> Instructions to follow
Find each line with the word "Советская" and copy it.

> Supplied material
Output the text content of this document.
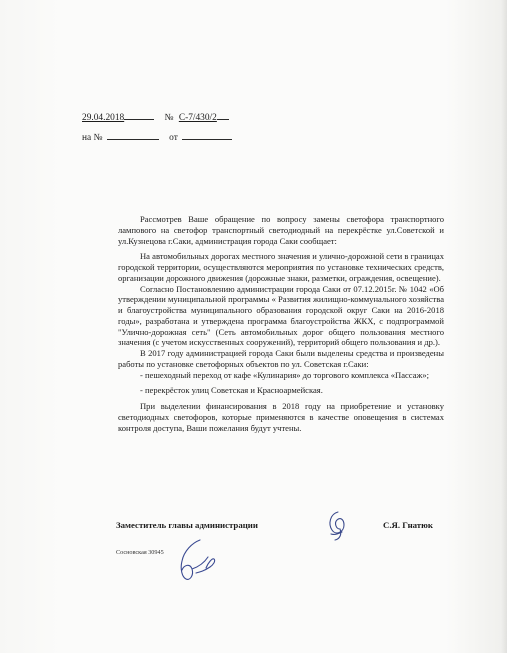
29.04.2018	№ С-7/430/2
на №	от

Рассмотрев Ваше обращение по вопросу замены светофора транспортного лампового на светофор транспортный светодиодный на перекрёстке ул.Советской и ул.Кузнецова г.Саки, администрация города Саки сообщает:

На автомобильных дорогах местного значения и улично-дорожной сети в границах городской территории, осуществляются мероприятия по установке технических средств, организации дорожного движения (дорожные знаки, разметки, ограждения, освещение).

Согласно Постановлению администрации города Саки от 07.12.2015г. № 1042 «Об утверждении муниципальной программы « Развития жилищно-коммунального хозяйства и благоустройства муниципального образования городской округ Саки на 2016-2018 годы», разработана и утверждена программа благоустройства ЖКХ, с подпрограммой "Улично-дорожная сеть" (Сеть автомобильных дорог общего пользования местного значения (с учетом искусственных сооружений), территорий общего пользования и др.).

В 2017 году администрацией города Саки были выделены средства и произведены работы по установке светофорных объектов по ул. Советская г.Саки:

- пешеходный переход от кафе «Кулинария» до торгового комплекса «Пассаж»;

- перекрёсток улиц Советская и Красноармейская.

При выделении финансирования в 2018 году на приобретение и установку светодиодных светофоров, которые применяются в качестве оповещения в системах контроля доступа, Ваши пожелания будут учтены.

Заместитель главы администрации	С.Я. Гнатюк
Сосновская 30945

> Worked answer
В 2017 году администрацией города Саки были выделены средства и произведены работы по установке светофорных объектов по ул. Советская г.Саки:
- перекрёсток улиц Советская и Красноармейская.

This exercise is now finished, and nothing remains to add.